Extract to read below:
Management of Depression - Medication

Medication

To find the most effective pharmaceutical treatment, the dosages of medications must often be adjusted, different combinations of antidepressants tried, or antidepressants changed. Response rates to the first agent administered may be as low as 50%. It may take anywhere from three to eight weeks after the start of medication before its therapeutic effects can be fully discovered. Patients are generally advised not to stop taking an antidepressant suddenly and to continue its use for at least four months to prevent the chance of recurrence.
End of Extract to read.
Listed records below:
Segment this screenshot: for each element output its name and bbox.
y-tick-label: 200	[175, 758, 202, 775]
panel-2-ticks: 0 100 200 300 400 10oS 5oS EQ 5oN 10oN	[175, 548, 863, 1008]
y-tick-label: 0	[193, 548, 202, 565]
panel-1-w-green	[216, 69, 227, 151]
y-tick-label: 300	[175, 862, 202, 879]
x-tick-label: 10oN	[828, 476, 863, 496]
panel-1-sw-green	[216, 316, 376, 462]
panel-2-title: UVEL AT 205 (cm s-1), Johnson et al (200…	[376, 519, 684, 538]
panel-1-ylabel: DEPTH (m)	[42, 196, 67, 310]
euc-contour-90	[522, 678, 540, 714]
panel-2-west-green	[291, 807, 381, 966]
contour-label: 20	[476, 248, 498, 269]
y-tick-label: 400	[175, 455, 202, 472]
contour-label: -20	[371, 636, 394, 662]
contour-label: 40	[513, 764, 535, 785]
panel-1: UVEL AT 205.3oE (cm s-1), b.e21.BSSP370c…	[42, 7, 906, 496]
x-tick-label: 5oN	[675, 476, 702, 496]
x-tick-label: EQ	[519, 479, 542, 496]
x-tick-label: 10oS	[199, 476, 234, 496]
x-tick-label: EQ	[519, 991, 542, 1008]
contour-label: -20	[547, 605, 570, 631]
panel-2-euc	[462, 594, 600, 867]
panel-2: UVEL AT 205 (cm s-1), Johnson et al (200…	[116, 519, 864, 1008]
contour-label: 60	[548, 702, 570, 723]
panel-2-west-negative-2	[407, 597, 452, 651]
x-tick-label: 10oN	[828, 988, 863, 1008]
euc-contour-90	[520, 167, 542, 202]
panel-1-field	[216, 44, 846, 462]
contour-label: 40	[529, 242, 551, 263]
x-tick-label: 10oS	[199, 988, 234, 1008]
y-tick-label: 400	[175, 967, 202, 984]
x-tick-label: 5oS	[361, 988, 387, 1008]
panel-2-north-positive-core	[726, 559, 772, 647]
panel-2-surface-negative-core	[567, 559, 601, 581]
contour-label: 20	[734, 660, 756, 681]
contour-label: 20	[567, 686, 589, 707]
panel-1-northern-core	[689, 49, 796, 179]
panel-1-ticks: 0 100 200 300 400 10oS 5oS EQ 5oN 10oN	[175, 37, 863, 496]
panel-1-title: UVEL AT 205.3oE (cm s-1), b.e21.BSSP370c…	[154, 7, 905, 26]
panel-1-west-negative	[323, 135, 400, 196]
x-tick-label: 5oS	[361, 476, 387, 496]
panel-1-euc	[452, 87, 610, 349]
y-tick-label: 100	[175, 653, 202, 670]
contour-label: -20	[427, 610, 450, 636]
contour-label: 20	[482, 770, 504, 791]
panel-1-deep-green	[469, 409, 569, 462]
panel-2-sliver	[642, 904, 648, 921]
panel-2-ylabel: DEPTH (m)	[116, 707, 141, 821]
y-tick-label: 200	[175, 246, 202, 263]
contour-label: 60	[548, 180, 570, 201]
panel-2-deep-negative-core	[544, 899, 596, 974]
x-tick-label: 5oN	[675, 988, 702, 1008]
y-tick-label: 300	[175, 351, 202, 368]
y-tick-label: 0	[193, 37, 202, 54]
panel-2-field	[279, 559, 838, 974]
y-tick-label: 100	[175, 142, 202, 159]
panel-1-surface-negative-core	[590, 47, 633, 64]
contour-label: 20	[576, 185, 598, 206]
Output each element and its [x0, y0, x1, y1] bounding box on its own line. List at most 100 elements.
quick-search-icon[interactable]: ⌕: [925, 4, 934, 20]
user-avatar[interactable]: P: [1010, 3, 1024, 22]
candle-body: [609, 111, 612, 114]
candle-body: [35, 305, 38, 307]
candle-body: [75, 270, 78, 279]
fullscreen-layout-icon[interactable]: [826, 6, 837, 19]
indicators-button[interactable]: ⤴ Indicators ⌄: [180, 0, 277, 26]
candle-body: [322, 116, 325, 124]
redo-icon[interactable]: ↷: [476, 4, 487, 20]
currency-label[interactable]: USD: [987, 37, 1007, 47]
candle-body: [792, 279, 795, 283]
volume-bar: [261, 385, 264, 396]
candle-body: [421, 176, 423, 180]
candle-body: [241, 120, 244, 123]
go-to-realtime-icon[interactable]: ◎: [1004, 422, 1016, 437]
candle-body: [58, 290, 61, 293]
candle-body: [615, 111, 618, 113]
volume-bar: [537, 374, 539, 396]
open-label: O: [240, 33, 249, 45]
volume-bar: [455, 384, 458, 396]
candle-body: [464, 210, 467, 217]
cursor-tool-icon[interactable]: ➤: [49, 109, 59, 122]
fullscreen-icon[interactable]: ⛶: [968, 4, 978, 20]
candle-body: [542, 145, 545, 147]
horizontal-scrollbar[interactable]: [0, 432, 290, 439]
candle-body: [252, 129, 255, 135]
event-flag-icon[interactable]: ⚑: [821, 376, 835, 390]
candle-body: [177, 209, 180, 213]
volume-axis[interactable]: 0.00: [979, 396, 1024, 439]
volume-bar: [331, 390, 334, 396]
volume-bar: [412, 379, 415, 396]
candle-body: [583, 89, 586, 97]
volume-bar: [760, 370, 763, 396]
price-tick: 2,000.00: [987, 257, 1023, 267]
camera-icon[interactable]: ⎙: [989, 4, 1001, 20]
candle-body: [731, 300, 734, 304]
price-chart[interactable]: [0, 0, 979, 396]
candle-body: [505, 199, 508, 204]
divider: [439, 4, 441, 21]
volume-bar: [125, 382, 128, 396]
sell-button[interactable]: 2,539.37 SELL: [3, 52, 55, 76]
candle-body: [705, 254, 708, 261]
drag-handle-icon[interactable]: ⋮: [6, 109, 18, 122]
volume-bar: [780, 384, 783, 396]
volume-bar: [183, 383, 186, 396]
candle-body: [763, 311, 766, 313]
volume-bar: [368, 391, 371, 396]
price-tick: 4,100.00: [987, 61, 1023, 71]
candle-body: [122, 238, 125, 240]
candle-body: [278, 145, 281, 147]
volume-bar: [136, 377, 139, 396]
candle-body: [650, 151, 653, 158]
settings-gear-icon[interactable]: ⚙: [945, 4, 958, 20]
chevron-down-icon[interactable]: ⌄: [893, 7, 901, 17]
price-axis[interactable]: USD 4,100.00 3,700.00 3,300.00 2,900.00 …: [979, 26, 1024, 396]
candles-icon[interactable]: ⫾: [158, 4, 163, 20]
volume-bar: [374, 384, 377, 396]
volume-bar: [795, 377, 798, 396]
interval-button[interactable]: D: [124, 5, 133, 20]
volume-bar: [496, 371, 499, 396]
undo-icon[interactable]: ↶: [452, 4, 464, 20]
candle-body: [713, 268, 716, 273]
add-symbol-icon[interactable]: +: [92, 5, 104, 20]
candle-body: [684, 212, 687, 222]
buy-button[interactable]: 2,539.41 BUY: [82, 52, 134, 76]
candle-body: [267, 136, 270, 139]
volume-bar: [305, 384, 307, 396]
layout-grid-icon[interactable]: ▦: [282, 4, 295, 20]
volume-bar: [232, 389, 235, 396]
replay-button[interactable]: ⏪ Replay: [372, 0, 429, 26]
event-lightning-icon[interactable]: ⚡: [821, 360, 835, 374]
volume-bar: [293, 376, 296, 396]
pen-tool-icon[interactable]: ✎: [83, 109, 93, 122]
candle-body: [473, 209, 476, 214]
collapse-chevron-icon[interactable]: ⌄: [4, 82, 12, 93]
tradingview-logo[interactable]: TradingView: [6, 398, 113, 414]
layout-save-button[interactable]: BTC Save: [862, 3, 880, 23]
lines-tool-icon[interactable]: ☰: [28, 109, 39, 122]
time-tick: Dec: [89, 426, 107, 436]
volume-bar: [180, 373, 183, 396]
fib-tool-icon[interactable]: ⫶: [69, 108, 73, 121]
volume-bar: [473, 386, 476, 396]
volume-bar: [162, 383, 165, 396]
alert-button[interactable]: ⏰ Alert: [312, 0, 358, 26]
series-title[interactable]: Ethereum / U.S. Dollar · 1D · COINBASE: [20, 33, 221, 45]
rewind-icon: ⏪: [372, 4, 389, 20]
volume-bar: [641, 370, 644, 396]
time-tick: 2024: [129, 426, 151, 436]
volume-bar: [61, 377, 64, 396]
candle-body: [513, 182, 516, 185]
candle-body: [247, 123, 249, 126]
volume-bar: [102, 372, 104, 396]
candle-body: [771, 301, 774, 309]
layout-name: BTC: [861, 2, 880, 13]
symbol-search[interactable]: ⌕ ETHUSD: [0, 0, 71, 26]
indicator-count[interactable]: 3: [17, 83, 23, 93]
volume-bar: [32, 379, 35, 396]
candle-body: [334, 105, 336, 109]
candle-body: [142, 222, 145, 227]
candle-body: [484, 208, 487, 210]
End of Listed records.
**Work request:** Can you return the passage from the text on depression medication from "Management of Depression" up to and including "chance of recurrence.", copied word for word? The rows are separate material, apart from the text on depression medication.

**Exercise output:**
Management of Depression - Medication

Medication

To find the most effective pharmaceutical treatment, the dosages of medications must often be adjusted, different combinations of antidepressants tried, or antidepressants changed. Response rates to the first agent administered may be as low as 50%. It may take anywhere from three to eight weeks after the start of medication before its therapeutic effects can be fully discovered. Patients are generally advised not to stop taking an antidepressant suddenly and to continue its use for at least four months to prevent the chance of recurrence.